# [ЗАДАНИЕ]
Что, согласно тексту об Эйнштейне и атомной бомбе, журнал «Time» поместил на свою обложку?

# [ТЕКСТОВЫЙ ФРАГМЕНТ]
И в Америке уже набирали силу антиядерное движение, в первых рядах которого окажется Альберт Эйнштейн. В реализации проекта «Манхэттен» Смит в его нашумевшем отчете отводил историческую роль письму, написанному Эйнштейном Рузвельту в 1939 году, чем немало смутил великого ученого.
С того дня в сознании людей Эйнштейн и стал ассоциироваться с созданием атомной бомбы. Журнал «Time» немедленно поместил на обложку портрет Эйнштейна с грибовидным облаком сзади, украшенным формулой E = mc2. В редакционной статье говорилось: «Альберт Эйнштейн непосредственно над бомбой не работал. Но Эйнштейн является отцом бомбы по двум важным причинам: 1) именно по его инициативе началась разработка бомбы в США; 2) именно его уравнение (E = mc2) указало на теоретическую возможность создания атомной бомбы». Действительности это никак не соответствовало. Когда же в руки ученого попал «Newsweek» с его портретом на обложке и заголовком «Человек, положивший этому начало», Эйнштейн с горечью заметил:
– Зная, что немцам не удастся создать атомную бомбу, я бы никогда пальцем о палец не ударил…
Посвятив остаток дней борьбе за мир, Эйнштейн за несколько месяцев до смерти скажет:
– Возможно, я могу быть прощен, ведь все мы считали, что немцы, весьма вероятно, работают над этой проблемой, что они могут преуспеть и, используя атомную бомбу, стать господствующей расой.
После окончания войны с Японией в США развернулись дебаты о том, что же в итоге делать с бомбой и со знаниями о ядерном оружии.
Трумэну, от которого в этом вопросе зависело все, заранее знал на него ответ: «Теперь нам предстояло найти какой-то способ контролировать эту новую энергию, – достаточно цинично писал он. – Разрушение Хиросимы и Нагасаки стало для меня достаточным уроком. Мир не мог позволить себе рисковать войной с применением атомного оружия. Но до тех пор, пока не будет найден практичный и надежный способ контроля, важно было сохранить преимущество, которое давало нам обладание бомбой. Другими словами, теперь было более чем когда-либо необходимо соблюдать секретность бомбы».

# [Данные разбора макета страницы]
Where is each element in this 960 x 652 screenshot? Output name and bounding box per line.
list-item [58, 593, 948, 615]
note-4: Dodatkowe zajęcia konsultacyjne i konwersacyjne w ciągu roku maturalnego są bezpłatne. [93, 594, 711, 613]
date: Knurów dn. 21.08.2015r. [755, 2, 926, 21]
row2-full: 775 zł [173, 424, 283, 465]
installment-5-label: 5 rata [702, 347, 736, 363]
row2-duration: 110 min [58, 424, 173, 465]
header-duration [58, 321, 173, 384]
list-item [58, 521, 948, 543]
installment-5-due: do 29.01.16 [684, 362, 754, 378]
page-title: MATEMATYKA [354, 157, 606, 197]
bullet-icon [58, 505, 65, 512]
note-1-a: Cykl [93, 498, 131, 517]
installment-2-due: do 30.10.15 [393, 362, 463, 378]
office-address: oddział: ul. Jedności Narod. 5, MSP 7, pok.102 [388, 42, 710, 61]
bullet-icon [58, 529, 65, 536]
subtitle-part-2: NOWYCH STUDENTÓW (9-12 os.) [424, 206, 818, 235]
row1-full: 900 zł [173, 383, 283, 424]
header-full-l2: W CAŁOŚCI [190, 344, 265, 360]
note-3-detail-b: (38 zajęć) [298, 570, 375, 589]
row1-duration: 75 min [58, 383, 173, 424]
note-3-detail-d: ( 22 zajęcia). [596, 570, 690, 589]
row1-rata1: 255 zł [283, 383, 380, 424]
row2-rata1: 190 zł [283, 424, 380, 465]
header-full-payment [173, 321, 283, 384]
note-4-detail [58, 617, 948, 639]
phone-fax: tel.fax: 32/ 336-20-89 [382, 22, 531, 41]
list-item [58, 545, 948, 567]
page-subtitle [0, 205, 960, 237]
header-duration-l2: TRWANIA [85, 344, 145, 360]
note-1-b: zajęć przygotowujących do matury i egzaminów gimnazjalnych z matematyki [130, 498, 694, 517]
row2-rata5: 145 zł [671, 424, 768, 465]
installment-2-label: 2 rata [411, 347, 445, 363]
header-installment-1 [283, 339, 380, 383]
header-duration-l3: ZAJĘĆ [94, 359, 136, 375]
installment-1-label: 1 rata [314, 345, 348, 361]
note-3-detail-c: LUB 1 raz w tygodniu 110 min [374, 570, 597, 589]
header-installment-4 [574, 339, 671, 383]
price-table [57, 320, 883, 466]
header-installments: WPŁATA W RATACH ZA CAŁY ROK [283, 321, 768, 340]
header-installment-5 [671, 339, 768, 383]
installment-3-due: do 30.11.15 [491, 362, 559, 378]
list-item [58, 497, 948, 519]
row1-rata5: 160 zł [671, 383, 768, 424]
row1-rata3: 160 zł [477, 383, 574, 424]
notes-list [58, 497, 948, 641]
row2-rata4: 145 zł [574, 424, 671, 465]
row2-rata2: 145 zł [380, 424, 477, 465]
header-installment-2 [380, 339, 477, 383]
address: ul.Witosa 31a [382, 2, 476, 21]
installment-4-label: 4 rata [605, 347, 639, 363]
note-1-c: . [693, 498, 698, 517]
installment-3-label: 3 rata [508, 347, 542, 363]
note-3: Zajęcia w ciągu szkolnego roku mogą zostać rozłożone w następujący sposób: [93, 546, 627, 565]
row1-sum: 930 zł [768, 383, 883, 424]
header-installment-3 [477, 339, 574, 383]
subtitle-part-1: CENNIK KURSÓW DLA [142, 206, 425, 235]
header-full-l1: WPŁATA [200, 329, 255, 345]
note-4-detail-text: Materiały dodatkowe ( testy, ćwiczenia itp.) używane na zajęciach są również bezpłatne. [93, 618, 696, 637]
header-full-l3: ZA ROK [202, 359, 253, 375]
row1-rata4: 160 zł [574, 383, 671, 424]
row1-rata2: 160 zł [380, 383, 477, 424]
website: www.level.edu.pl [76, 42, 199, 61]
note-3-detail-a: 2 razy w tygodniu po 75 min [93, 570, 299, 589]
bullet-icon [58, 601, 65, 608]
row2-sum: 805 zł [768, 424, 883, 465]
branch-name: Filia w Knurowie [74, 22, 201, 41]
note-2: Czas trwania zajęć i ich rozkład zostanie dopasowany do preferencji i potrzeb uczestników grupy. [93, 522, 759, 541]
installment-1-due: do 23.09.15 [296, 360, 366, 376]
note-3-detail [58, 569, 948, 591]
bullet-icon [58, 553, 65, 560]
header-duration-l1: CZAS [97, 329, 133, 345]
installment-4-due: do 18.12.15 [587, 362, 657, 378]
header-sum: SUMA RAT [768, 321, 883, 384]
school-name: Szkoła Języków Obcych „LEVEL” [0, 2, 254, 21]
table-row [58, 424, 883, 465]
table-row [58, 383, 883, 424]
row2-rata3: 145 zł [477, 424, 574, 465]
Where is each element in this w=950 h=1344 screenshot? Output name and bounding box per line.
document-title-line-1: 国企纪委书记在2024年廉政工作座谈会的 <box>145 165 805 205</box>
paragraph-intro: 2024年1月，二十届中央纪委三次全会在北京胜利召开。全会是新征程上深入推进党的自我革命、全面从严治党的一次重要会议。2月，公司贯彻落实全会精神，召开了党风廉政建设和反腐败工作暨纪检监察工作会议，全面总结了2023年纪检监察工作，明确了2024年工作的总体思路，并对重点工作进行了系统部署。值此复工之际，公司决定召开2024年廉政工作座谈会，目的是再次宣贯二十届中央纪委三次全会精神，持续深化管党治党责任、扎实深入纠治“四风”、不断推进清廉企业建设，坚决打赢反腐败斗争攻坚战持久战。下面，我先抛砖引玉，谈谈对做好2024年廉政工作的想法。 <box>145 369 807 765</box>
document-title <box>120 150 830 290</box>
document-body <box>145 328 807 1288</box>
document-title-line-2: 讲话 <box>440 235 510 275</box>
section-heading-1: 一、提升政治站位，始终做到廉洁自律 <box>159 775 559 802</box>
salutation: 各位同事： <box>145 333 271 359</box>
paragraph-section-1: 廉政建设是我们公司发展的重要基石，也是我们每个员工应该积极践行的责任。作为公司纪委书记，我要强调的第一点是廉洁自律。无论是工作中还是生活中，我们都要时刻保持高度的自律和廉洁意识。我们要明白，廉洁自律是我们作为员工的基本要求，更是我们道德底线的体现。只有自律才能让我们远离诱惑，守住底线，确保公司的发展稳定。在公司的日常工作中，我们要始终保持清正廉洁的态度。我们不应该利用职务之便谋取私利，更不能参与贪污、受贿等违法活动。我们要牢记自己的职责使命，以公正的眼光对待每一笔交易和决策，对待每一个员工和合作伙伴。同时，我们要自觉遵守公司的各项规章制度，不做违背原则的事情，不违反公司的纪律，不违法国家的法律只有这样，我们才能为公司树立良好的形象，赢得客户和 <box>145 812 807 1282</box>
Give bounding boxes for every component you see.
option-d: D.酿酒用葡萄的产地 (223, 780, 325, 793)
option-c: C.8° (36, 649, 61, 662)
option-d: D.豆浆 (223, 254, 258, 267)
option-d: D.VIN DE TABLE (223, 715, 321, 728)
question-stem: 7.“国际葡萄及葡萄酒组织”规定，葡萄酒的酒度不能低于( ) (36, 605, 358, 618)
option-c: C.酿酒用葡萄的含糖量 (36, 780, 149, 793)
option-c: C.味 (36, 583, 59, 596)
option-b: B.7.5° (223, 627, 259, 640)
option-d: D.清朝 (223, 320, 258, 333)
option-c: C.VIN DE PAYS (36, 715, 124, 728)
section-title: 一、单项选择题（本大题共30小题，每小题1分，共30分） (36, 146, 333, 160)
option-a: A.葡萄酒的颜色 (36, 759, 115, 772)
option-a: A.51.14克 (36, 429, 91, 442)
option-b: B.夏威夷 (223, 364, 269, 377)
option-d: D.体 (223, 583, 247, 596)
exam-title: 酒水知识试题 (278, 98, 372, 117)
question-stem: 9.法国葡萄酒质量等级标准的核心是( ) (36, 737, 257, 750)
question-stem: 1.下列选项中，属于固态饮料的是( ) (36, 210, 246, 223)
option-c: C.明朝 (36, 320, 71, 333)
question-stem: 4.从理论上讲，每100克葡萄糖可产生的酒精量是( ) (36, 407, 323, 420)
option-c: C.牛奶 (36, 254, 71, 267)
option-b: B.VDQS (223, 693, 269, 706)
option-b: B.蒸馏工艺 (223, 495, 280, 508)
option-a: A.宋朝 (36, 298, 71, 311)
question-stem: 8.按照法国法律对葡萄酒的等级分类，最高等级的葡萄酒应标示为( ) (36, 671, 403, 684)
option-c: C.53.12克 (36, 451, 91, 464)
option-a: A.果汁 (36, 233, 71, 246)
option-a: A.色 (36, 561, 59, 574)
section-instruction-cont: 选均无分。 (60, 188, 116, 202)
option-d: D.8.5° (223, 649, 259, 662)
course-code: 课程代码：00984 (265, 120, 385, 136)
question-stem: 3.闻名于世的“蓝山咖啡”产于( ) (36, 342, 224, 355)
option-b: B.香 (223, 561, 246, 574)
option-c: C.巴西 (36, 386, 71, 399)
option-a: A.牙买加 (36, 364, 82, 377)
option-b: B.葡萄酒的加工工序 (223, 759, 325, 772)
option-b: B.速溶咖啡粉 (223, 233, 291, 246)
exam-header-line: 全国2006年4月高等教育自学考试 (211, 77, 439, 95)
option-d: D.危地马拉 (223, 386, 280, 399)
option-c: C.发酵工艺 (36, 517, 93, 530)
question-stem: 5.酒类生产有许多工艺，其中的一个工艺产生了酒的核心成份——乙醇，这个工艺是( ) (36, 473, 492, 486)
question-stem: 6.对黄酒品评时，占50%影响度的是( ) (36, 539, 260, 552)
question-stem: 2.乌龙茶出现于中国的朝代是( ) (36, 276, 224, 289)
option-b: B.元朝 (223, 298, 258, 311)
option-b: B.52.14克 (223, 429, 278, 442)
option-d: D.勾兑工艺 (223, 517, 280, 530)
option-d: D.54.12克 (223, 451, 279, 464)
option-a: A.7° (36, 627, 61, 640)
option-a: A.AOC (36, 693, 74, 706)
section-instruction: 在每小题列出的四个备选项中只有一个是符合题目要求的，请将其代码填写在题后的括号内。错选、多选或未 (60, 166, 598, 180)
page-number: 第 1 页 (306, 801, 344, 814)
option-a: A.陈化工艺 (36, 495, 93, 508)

# [ВЫПОЛНЕННОЕ ЗАДАНИЕ]
Портрет Эйнштейна с грибовидным облаком сзади, украшенным формулой E = mc2.